**Exercise directions:** Using the records below, locate all lines containing "number" and return them.

Raw records:
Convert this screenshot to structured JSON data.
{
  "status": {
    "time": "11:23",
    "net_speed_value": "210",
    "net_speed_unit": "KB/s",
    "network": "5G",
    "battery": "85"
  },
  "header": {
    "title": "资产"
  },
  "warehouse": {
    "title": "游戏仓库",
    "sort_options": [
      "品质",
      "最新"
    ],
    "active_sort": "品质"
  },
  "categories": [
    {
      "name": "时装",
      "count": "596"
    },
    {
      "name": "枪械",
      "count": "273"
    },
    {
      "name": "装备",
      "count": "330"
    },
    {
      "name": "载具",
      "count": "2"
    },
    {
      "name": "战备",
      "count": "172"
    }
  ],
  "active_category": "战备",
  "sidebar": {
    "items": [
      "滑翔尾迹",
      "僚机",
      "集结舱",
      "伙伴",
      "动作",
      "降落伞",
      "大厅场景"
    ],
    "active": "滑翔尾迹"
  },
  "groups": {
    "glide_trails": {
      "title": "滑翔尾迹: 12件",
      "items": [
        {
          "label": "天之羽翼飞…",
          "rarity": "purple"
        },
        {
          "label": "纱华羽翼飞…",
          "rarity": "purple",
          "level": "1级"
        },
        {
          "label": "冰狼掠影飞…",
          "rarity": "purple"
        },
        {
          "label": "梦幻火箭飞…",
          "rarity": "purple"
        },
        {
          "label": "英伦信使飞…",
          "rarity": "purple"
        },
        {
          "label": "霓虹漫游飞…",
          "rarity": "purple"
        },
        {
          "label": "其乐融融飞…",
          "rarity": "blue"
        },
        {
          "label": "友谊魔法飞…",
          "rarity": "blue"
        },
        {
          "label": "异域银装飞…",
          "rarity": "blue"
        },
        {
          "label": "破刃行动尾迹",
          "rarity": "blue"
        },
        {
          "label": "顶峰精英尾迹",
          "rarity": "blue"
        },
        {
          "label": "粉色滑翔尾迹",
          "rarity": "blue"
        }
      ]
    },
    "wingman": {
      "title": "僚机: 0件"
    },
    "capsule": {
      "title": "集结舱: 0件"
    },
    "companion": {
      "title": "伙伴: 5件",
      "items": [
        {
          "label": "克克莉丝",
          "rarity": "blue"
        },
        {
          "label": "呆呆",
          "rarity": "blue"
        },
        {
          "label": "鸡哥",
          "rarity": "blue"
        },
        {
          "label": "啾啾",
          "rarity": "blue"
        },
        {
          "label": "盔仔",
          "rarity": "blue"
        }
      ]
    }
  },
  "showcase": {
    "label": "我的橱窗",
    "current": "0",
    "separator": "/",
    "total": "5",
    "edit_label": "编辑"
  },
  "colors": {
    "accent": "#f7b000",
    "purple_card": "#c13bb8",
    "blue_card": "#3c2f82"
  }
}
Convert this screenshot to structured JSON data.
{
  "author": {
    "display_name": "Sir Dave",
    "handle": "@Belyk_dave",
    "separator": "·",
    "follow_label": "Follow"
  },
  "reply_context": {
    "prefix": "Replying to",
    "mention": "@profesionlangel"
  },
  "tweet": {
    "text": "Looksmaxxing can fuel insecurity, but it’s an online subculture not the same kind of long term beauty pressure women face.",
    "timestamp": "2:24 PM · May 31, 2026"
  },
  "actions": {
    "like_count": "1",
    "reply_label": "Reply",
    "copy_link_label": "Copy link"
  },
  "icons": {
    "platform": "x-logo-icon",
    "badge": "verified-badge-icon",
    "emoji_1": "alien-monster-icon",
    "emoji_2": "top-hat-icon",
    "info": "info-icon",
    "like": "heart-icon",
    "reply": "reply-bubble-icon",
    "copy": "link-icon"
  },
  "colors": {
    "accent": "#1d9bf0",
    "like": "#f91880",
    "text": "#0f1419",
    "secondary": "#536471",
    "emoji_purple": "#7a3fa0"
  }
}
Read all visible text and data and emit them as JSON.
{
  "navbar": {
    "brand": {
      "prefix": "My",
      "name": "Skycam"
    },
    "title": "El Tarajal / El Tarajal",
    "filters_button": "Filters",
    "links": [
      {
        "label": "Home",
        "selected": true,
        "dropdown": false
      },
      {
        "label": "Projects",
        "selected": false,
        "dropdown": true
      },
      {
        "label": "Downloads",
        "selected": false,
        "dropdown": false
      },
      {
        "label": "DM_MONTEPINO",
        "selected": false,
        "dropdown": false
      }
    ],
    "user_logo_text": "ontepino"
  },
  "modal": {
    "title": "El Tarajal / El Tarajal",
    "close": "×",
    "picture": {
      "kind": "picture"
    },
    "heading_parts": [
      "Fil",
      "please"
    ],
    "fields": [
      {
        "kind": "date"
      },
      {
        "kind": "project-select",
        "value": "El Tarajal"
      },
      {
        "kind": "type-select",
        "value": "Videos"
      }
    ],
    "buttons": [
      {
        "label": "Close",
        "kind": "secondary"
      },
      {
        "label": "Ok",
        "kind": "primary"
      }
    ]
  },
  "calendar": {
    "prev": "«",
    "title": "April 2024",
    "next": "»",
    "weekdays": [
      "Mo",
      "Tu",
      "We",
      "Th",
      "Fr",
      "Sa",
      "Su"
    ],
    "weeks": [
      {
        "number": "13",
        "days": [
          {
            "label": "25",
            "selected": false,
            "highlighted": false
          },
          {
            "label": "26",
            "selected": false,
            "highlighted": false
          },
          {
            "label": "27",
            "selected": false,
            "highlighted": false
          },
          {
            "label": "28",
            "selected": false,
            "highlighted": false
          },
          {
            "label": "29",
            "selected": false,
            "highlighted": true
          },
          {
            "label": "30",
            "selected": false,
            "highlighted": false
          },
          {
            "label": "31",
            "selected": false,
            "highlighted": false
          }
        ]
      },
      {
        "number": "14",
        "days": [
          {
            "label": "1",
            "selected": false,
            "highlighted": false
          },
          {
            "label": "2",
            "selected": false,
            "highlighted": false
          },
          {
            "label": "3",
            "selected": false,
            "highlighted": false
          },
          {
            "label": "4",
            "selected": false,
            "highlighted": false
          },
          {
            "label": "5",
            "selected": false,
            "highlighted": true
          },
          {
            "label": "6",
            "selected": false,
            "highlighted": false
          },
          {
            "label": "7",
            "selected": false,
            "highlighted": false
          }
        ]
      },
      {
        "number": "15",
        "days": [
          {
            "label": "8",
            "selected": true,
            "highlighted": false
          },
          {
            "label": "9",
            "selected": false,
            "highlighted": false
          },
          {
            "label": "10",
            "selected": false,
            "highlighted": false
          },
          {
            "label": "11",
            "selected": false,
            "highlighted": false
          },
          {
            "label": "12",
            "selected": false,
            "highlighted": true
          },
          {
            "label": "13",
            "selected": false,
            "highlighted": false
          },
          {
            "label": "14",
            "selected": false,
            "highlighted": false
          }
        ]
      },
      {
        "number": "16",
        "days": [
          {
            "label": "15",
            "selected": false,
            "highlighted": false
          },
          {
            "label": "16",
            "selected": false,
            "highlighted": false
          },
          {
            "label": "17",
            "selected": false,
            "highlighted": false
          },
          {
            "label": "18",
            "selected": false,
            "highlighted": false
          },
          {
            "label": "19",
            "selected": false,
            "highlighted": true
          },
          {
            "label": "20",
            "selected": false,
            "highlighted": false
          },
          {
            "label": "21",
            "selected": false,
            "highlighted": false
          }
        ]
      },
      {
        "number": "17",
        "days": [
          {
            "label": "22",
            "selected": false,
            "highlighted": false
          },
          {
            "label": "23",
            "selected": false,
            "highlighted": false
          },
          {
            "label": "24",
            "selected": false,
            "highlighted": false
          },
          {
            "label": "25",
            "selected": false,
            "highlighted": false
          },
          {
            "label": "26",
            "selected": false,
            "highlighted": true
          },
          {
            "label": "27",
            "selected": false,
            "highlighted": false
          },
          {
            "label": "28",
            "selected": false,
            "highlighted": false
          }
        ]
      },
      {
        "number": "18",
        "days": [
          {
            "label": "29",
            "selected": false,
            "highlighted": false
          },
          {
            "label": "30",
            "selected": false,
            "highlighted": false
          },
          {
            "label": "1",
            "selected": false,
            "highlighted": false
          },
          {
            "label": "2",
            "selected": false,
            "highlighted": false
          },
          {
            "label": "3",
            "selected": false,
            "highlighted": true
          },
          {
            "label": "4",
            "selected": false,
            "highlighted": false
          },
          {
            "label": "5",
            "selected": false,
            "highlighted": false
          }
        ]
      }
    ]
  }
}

**Expected answer:**
        "number": "13",
        "number": "14",
        "number": "15",
        "number": "16",
        "number": "17",
        "number": "18",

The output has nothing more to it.